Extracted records
---

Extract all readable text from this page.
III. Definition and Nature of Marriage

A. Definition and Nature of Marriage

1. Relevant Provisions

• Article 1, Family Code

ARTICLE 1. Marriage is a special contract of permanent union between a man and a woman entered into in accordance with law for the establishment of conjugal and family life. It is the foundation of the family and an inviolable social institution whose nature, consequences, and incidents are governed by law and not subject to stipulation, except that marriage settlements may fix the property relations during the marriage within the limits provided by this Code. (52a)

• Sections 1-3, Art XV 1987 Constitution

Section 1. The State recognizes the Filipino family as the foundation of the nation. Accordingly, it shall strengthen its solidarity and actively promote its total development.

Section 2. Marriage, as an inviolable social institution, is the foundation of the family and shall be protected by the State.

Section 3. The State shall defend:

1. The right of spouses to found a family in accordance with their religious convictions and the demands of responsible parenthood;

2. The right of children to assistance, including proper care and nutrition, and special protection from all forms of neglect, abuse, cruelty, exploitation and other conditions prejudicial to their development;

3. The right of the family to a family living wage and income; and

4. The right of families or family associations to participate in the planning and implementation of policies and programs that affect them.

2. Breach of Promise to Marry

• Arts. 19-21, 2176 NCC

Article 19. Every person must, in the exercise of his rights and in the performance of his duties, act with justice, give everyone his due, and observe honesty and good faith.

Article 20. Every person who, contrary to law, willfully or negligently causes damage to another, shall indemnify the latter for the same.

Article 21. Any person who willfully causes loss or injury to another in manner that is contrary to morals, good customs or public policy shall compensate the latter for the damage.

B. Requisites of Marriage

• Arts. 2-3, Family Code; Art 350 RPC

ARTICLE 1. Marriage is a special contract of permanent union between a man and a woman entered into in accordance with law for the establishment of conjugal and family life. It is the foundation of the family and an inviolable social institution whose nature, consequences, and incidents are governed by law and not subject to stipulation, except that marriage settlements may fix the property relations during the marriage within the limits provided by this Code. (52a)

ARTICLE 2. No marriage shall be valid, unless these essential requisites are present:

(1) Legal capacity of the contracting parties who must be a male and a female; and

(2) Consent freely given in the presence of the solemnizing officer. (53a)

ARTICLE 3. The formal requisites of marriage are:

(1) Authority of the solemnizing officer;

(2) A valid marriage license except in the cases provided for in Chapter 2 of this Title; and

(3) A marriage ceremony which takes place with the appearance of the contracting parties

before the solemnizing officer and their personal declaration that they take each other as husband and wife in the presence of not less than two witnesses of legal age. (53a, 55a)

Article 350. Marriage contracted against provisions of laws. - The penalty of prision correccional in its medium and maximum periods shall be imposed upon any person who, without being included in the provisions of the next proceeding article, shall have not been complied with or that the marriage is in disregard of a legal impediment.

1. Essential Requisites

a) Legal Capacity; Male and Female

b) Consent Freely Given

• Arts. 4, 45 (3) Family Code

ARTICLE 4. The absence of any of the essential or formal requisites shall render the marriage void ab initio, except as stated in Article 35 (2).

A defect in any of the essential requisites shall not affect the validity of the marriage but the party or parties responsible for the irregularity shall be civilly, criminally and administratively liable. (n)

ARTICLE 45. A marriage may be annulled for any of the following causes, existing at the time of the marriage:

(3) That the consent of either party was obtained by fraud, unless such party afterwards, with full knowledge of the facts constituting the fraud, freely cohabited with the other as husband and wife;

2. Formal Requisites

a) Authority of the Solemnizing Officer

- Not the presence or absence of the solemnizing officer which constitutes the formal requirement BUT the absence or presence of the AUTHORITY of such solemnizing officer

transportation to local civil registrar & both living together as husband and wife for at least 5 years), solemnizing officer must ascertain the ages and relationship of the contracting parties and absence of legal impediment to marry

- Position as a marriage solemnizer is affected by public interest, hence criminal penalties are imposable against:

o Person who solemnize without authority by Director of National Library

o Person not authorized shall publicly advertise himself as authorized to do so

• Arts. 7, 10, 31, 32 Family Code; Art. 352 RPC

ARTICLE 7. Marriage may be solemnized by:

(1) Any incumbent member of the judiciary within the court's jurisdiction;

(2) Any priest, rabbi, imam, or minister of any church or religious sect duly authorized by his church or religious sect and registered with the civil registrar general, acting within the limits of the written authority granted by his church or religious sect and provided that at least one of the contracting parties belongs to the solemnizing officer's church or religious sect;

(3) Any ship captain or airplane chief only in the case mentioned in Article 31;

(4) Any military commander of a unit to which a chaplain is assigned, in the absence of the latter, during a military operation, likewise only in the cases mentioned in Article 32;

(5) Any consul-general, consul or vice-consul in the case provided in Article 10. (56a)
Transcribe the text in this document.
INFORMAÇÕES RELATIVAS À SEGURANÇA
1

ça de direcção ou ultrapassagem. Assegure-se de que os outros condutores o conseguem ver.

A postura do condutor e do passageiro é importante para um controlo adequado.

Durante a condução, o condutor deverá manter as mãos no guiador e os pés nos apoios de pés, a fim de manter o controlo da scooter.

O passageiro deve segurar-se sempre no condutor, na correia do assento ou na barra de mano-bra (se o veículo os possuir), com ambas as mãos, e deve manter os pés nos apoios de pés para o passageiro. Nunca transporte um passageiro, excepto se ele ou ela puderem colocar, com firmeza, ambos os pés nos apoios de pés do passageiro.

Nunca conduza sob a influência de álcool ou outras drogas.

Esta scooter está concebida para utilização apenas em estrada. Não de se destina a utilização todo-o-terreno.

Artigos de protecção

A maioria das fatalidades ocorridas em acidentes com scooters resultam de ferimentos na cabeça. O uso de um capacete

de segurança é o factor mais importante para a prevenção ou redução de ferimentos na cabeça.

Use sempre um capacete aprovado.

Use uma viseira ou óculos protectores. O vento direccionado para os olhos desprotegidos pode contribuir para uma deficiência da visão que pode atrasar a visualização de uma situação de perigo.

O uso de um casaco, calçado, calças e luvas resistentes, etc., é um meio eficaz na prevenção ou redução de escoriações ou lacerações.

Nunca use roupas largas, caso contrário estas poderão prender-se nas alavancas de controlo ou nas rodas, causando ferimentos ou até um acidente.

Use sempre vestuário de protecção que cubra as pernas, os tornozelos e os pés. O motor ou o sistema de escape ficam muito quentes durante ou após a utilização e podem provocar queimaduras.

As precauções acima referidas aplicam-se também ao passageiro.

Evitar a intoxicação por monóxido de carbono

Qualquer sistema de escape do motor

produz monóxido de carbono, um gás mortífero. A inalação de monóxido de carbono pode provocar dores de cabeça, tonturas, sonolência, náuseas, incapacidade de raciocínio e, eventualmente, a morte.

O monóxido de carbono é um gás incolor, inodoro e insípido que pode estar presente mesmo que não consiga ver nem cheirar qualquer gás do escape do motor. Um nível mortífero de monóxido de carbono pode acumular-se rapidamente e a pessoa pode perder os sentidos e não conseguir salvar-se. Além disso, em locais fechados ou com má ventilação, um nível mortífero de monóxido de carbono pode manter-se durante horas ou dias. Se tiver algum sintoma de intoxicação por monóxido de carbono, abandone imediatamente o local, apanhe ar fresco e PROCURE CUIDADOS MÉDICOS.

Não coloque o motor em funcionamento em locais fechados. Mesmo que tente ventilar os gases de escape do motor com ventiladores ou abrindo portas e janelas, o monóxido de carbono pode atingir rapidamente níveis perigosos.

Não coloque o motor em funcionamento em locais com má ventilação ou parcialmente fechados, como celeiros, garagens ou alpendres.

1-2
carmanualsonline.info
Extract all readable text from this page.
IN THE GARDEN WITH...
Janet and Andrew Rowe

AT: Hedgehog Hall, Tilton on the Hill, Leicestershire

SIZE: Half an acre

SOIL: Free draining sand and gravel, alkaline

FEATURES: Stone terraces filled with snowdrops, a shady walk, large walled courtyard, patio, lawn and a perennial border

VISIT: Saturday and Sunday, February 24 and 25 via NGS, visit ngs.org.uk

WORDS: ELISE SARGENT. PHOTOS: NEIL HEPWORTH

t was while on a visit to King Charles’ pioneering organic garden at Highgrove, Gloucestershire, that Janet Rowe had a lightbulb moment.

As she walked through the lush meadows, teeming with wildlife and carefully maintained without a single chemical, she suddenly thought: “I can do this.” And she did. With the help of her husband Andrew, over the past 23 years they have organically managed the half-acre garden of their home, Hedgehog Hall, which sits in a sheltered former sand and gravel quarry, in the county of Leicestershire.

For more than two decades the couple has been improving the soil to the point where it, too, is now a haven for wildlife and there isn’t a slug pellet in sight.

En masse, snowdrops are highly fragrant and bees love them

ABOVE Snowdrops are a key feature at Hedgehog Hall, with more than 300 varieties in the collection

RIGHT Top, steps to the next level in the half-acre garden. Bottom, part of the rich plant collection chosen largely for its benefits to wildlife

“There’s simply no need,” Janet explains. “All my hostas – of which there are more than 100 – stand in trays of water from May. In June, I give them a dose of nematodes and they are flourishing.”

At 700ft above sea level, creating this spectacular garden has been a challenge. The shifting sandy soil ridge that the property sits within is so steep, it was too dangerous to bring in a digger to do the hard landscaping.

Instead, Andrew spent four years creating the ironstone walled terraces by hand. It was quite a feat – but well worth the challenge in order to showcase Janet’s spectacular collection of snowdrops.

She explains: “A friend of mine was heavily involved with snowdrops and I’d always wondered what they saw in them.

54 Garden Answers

---

- Exercise -
Find the word "importante" and list each line it appears in.

- Full response -
A postura do condutor e do passageiro é importante para um controlo adequado.
de segurança é o factor mais importante para a prevenção ou redução de ferimentos na cabeça.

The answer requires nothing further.